Given request:
All records must be quoted exactly. Omit the pictures.

Stored items:
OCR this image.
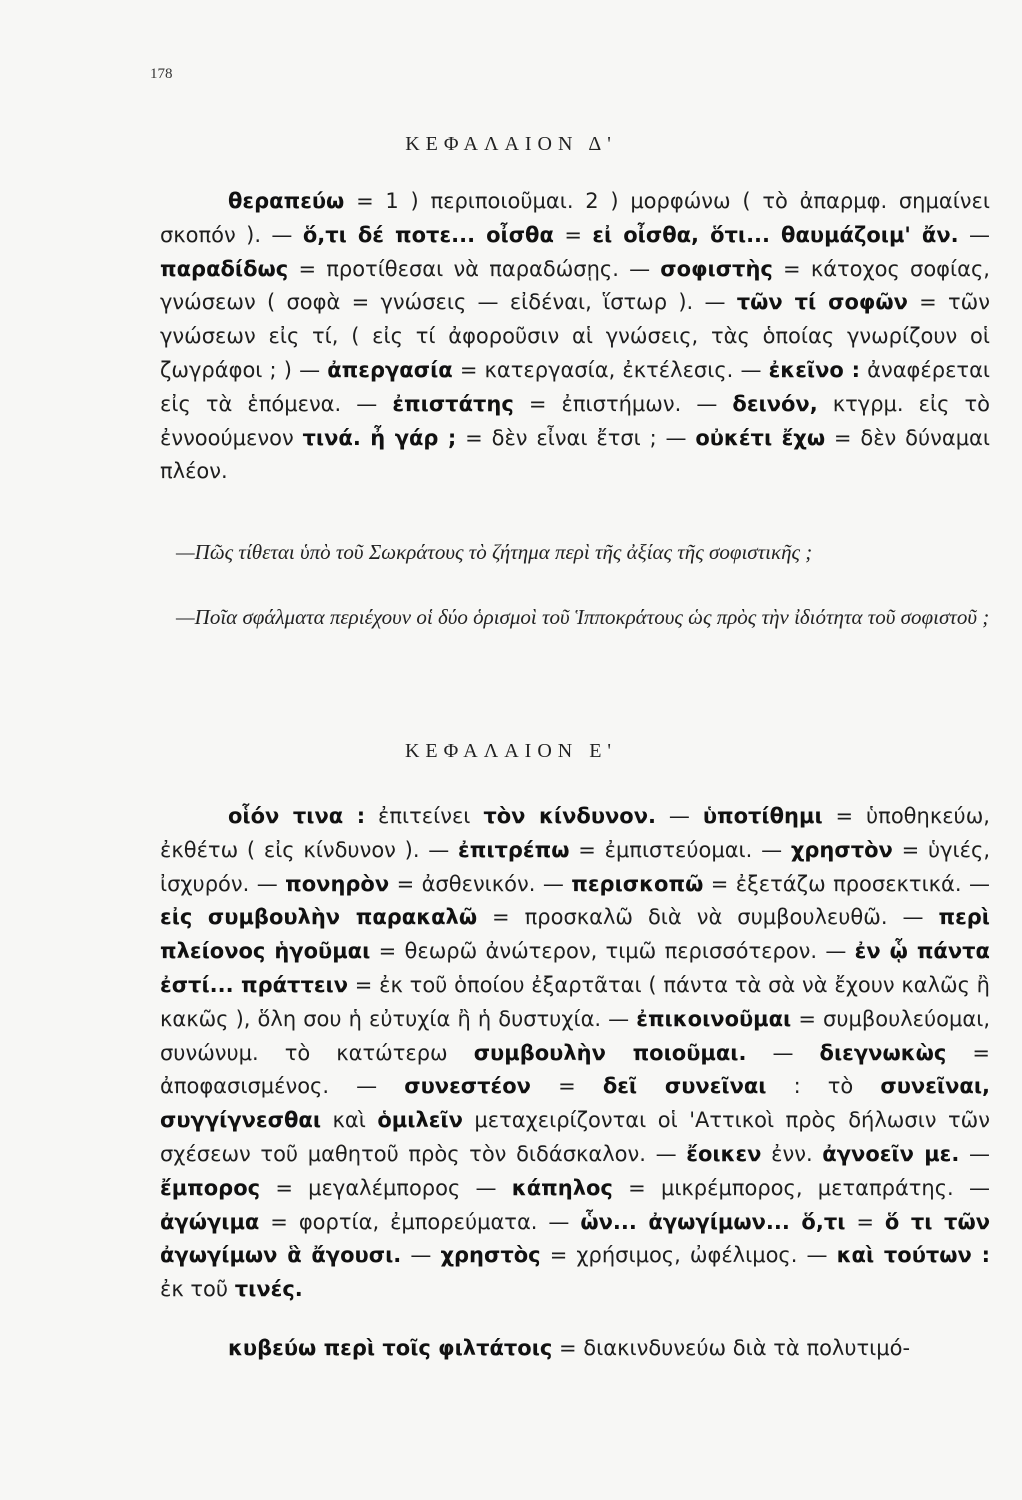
178
ΚΕΦΑΛΑΙΟΝ Δ'
θεραπεύω = 1 ) περιποιοῦμαι. 2 ) μορφώνω ( τὸ ἀπαρμφ. σημαίνει σκοπόν ). — ὅ,τι δέ ποτε... οἶσθα = εἰ οἶσθα, ὅτι... θαυμάζοιμ' ἄν. — παραδίδως = προτίθεσαι νὰ παραδώσῃς. — σοφιστὴς = κάτοχος σοφίας, γνώσεων ( σοφὰ = γνώσεις — εἰδέναι, ἵστωρ ). — τῶν τί σοφῶν = τῶν γνώσεων εἰς τί, ( εἰς τί ἀφοροῦσιν αἱ γνώσεις, τὰς ὁποίας γνωρίζουν οἱ ζωγράφοι ; ) — ἀπεργασία = κατεργασία, ἐκτέλεσις. — ἐκεῖνο : ἀναφέρεται εἰς τὰ ἑπόμενα. — ἐπιστάτης = ἐπιστήμων. — δεινόν, κτγρμ. εἰς τὸ ἐννοούμενον τινά. ἦ γάρ ; = δὲν εἶναι ἔτσι ; — οὐκέτι ἔχω = δὲν δύναμαι πλέον.
—Πῶς τίθεται ὑπὸ τοῦ Σωκράτους τὸ ζήτημα περὶ τῆς ἀξίας τῆς σοφιστικῆς ;
—Ποῖα σφάλματα περιέχουν οἱ δύο ὁρισμοὶ τοῦ Ἱπποκράτους ὡς πρὸς τὴν ἰδιότητα τοῦ σοφιστοῦ ;
ΚΕΦΑΛΑΙΟΝ Ε'
οἷόν τινα : ἐπιτείνει τὸν κίνδυνον. — ὑποτίθημι = ὑποθηκεύω, ἐκθέτω ( εἰς κίνδυνον ). — ἐπιτρέπω = ἐμπιστεύομαι. — χρηστὸν = ὑγιές, ἰσχυρόν. — πονηρὸν = ἀσθενικόν. — περισκοπῶ = ἐξετάζω προσεκτικά. — εἰς συμβουλὴν παρακαλῶ = προσκαλῶ διὰ νὰ συμβουλευθῶ. — περὶ πλείονος ἡγοῦμαι = θεωρῶ ἀνώτερον, τιμῶ περισσότερον. — ἐν ᾧ πάντα ἐστί... πράττειν = ἐκ τοῦ ὁποίου ἐξαρτᾶται ( πάντα τὰ σὰ νὰ ἔχουν καλῶς ἢ κακῶς ), ὅλη σου ἡ εὐτυχία ἢ ἡ δυστυχία. — ἐπικοινοῦμαι = συμβουλεύομαι, συνώνυμ. τὸ κατώτερω συμβουλὴν ποιοῦμαι. — διεγνωκὼς = ἀποφασισμένος. — συνεστέον = δεῖ συνεῖναι : τὸ συνεῖναι, συγγίγνεσθαι καὶ ὁμιλεῖν μεταχειρίζονται οἱ 'Αττικοὶ πρὸς δήλωσιν τῶν σχέσεων τοῦ μαθητοῦ πρὸς τὸν διδάσκαλον. — ἔοικεν ἐνν. ἀγνοεῖν με. — ἔμπορος = μεγαλέμπορος — κάπηλος = μικρέμπορος, μεταπράτης. — ἀγώγιμα = φορτία, ἐμπορεύματα. — ὧν... ἀγωγίμων... ὅ,τι = ὅ τι τῶν ἀγωγίμων ἃ ἄγουσι. — χρηστὸς = χρήσιμος, ὠφέλιμος. — καὶ τούτων : ἐκ τοῦ τινές.
κυβεύω περὶ τοῖς φιλτάτοις = διακινδυνεύω διὰ τὰ πολυτιμό-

Answer to the problem:
OCR this image.
178
ΚΕΦΑΛΑΙΟΝ Δ'
θεραπεύω = 1 ) περιποιοῦμαι. 2 ) μορφώνω ( τὸ ἀπαρμφ. σημαίνει σκοπόν ). — ὅ,τι δέ ποτε... οἶσθα = εἰ οἶσθα, ὅτι... θαυμάζοιμ' ἄν. — παραδίδως = προτίθεσαι νὰ παραδώσῃς. — σοφιστὴς = κάτοχος σοφίας, γνώσεων ( σοφὰ = γνώσεις — εἰδέναι, ἵστωρ ). — τῶν τί σοφῶν = τῶν γνώσεων εἰς τί, ( εἰς τί ἀφοροῦσιν αἱ γνώσεις, τὰς ὁποίας γνωρίζουν οἱ ζωγράφοι ; ) — ἀπεργασία = κατεργασία, ἐκτέλεσις. — ἐκεῖνο : ἀναφέρεται εἰς τὰ ἑπόμενα. — ἐπιστάτης = ἐπιστήμων. — δεινόν, κτγρμ. εἰς τὸ ἐννοούμενον τινά. ἦ γάρ ; = δὲν εἶναι ἔτσι ; — οὐκέτι ἔχω = δὲν δύναμαι πλέον.
—Πῶς τίθεται ὑπὸ τοῦ Σωκράτους τὸ ζήτημα περὶ τῆς ἀξίας τῆς σοφιστικῆς ;
—Ποῖα σφάλματα περιέχουν οἱ δύο ὁρισμοὶ τοῦ Ἱπποκράτους ὡς πρὸς τὴν ἰδιότητα τοῦ σοφιστοῦ ;
ΚΕΦΑΛΑΙΟΝ Ε'
οἷόν τινα : ἐπιτείνει τὸν κίνδυνον. — ὑποτίθημι = ὑποθηκεύω, ἐκθέτω ( εἰς κίνδυνον ). — ἐπιτρέπω = ἐμπιστεύομαι. — χρηστὸν = ὑγιές, ἰσχυρόν. — πονηρὸν = ἀσθενικόν. — περισκοπῶ = ἐξετάζω προσεκτικά. — εἰς συμβουλὴν παρακαλῶ = προσκαλῶ διὰ νὰ συμβουλευθῶ. — περὶ πλείονος ἡγοῦμαι = θεωρῶ ἀνώτερον, τιμῶ περισσότερον. — ἐν ᾧ πάντα ἐστί... πράττειν = ἐκ τοῦ ὁποίου ἐξαρτᾶται ( πάντα τὰ σὰ νὰ ἔχουν καλῶς ἢ κακῶς ), ὅλη σου ἡ εὐτυχία ἢ ἡ δυστυχία. — ἐπικοινοῦμαι = συμβουλεύομαι, συνώνυμ. τὸ κατώτερω συμβουλὴν ποιοῦμαι. — διεγνωκὼς = ἀποφασισμένος. — συνεστέον = δεῖ συνεῖναι : τὸ συνεῖναι, συγγίγνεσθαι καὶ ὁμιλεῖν μεταχειρίζονται οἱ 'Αττικοὶ πρὸς δήλωσιν τῶν σχέσεων τοῦ μαθητοῦ πρὸς τὸν διδάσκαλον. — ἔοικεν ἐνν. ἀγνοεῖν με. — ἔμπορος = μεγαλέμπορος — κάπηλος = μικρέμπορος, μεταπράτης. — ἀγώγιμα = φορτία, ἐμπορεύματα. — ὧν... ἀγωγίμων... ὅ,τι = ὅ τι τῶν ἀγωγίμων ἃ ἄγουσι. — χρηστὸς = χρήσιμος, ὠφέλιμος. — καὶ τούτων : ἐκ τοῦ τινές.
κυβεύω περὶ τοῖς φιλτάτοις = διακινδυνεύω διὰ τὰ πολυτιμό-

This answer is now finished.